■ **INSTRUÇÕES DAS TAREFAS**
1) No texto sobre a campanha presidencial, quais são as três propostas que Hélio Lopes pode dizer que recomendou a Flávio?
2) Dê continuidade ao texto sobre a campanha presidencial a partir da última frase apresentada.

■ **TEXTO FORNECIDO**
Na reta final de uma campanha presidencial, há movimentos que não oferecem garantia de resultado, mas cuja omissão pode custar caro. Um deles é a decisão de disputar, de forma direta e sem constrangimento, o imaginário do eleitor pobre que ainda vota em Lula por associá-lo à esperança de uma vida melhor.
Não se trata de abandonar a identidade do campo bolsonarista, nem de copiar a linguagem da esquerda. Trata-se de testar, com inteligência política, se ainda existe espaço para dialogar com milhões de brasileiros que moram em favelas e periferias e que querem, acima de tudo, melhora concreta de vida.
Nesse ponto, o deputado Hélio Lopes talvez seja uma das vozes mais adequadas para abrir essa conversa.
A razão é simples: em temas sociais, o mensageiro importa tanto quanto a mensagem. Flávio Bolsonaro pode até incorporar essas pautas ao programa, mas não é necessariamente ele quem deve inaugurar esse discurso de forma mais enfática.
Hélio Lopes, por sua trajetória, sua identificação popular e sua associação inequívoca ao bolsonarismo, tem mais legitimidade para levar esse debate às redes, aos podcasts, aos vídeos curtos e às entrevistas. Ele pode dizer, com naturalidade política, que recomendou a Flávio a inclusão de três propostas capazes de falar diretamente à vida concreta das favelas: internet gratuita nas comunidades, zonas francas das favelas e regularização dos imóveis com titulação e escritura para os moradores.

■ **DADOS ARMAZENADOS**
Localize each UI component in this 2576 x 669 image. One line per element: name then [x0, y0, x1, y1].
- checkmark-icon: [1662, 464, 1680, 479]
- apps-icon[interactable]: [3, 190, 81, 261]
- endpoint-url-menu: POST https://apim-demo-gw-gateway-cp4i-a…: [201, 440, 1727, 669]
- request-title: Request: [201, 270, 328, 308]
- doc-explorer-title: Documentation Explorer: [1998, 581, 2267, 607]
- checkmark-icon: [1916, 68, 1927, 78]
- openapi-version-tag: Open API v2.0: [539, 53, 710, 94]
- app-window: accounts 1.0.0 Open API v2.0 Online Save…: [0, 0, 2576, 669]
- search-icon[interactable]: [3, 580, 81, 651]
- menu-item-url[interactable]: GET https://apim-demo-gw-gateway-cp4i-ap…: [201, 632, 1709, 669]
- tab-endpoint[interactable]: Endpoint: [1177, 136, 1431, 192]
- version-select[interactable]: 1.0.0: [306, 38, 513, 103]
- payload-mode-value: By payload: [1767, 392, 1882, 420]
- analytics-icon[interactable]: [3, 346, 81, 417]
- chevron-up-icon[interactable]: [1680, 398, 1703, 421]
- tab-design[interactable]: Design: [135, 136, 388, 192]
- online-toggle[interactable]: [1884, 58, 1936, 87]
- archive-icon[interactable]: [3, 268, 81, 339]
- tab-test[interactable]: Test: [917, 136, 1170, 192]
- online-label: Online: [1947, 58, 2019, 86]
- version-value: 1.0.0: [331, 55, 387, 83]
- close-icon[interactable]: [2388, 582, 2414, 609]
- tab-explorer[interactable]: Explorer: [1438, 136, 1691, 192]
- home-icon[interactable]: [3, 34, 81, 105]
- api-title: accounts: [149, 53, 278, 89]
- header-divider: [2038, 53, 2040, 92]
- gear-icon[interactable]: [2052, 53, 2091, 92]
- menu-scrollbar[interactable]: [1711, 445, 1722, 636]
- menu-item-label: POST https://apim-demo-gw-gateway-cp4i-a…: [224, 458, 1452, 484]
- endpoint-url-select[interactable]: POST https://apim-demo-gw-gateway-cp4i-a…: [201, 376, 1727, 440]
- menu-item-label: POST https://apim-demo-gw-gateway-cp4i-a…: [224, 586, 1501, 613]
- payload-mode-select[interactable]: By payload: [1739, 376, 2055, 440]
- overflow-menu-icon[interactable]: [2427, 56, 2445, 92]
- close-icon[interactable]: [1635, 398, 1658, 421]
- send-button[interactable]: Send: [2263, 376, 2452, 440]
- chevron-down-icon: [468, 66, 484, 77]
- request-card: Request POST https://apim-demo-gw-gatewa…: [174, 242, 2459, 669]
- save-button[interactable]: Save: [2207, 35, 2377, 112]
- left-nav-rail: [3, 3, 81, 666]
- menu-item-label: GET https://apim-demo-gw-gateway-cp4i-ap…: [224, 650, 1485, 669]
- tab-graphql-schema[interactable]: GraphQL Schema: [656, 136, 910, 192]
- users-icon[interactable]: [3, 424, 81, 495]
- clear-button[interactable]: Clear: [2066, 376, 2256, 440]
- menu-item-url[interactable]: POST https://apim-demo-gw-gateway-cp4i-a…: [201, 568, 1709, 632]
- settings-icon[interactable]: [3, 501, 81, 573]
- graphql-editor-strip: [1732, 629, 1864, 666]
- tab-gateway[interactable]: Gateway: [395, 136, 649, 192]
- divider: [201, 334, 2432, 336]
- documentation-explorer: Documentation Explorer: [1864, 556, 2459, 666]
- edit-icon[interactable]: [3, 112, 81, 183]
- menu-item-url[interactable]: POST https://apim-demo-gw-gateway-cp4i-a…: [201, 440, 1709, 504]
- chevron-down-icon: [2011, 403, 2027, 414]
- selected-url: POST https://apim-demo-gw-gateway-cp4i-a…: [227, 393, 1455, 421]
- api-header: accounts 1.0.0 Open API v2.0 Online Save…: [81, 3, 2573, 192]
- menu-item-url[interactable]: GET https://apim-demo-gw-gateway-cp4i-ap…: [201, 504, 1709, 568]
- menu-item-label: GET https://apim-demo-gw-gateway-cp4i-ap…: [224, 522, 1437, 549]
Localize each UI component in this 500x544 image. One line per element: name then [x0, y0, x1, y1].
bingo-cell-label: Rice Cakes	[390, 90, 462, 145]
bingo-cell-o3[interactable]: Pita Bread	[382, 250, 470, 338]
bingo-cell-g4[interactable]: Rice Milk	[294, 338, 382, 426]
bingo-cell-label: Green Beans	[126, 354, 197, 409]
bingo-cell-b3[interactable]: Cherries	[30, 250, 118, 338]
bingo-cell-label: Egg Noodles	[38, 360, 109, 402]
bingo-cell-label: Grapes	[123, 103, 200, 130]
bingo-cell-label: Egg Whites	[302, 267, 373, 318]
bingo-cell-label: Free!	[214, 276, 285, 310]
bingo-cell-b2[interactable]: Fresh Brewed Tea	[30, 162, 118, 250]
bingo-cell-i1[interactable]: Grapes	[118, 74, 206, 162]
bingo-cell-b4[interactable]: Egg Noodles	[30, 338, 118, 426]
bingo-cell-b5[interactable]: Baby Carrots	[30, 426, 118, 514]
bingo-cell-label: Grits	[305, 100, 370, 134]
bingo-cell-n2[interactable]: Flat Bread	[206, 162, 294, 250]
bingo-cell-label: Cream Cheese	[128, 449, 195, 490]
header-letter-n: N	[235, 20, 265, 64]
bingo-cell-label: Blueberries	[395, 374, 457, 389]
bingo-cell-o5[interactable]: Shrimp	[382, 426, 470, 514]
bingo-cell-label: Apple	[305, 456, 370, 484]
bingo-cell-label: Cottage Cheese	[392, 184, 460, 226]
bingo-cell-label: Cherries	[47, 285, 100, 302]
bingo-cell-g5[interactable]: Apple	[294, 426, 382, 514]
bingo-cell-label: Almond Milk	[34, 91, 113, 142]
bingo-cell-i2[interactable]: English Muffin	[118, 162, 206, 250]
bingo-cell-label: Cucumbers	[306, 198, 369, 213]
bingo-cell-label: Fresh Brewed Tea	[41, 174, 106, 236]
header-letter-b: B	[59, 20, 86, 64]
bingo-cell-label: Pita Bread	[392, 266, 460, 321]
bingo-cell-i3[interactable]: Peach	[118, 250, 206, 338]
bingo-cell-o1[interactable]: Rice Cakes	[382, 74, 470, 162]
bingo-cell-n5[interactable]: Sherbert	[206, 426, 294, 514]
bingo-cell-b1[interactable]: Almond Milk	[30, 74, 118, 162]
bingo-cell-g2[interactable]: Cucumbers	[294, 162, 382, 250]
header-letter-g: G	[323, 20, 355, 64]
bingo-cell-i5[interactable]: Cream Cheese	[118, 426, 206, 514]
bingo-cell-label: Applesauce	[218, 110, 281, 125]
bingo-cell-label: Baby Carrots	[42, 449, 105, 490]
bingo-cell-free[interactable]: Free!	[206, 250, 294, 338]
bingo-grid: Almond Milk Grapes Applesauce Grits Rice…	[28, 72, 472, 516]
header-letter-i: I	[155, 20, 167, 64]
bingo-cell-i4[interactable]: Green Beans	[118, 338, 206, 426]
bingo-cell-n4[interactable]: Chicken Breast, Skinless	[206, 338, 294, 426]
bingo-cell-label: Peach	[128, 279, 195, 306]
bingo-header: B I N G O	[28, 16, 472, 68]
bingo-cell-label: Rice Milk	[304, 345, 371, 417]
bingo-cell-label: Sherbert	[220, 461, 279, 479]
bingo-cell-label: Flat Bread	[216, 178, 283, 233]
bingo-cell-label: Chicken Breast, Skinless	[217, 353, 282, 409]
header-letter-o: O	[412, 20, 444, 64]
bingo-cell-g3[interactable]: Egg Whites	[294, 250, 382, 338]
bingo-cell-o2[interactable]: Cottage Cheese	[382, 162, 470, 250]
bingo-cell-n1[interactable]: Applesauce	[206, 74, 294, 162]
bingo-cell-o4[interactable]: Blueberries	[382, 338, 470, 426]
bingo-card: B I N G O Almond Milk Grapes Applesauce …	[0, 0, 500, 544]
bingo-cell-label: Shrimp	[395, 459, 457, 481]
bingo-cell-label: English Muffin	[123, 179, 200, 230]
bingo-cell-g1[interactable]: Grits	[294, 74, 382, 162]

■ **SUAS RESPOSTAS**
1) Internet gratuita nas comunidades, zonas francas das favelas e regularização dos imóveis com titulação e escritura para os moradores.

2)
Essas três bandeiras têm força comunicacional porque unem dignidade, oportunidade e patrimônio. A internet gratuita ou amplamente acessível nas favelas não é apenas uma pauta tecnológica; é uma promessa de estudo, trabalho, qualificação, acesso a serviços e libertação de monopólios locais que encarecem a vida do pobre. A zona franca das favelas, por sua vez, conversa com o pequeno empreendedor, com o comerciante, com quem vive do corre e quer menos imposto, menos sufoco e mais chance de formalizar seu negócio sem ser esmagado pela burocracia. Já a titulação dos imóveis toca num nervo profundo da vida popular: a vontade de deixar de ser invisível diante do Estado e passar a ser reconhecido como dono legítimo da própria casa, com escritura, segurança jurídica e patrimônio para a família.
Se Hélio levar essas ideias para o centro da comunicação eleitoral, ele não estará fazendo um gesto cosmético. Estará tentando romper uma barreira simbólica importante: a ideia de que só a esquerda fala com os pobres sobre futuro. Há milhões de brasileiros nas comunidades que não são militantes de partido, mas eleitores pragmáticos. Muitos continuam em Lula menos por convicção ideológica do que por medo de perder proteção e por falta de alternativa concreta que lhes pareça confiável. É exatamente aí que essa comunicação pode atuar. Não para prometer milagre, mas para plantar uma dúvida favorável: e se houver, do outro lado, uma proposta real de ascensão, propriedade, conectividade e liberdade econômica para quem mora na favela?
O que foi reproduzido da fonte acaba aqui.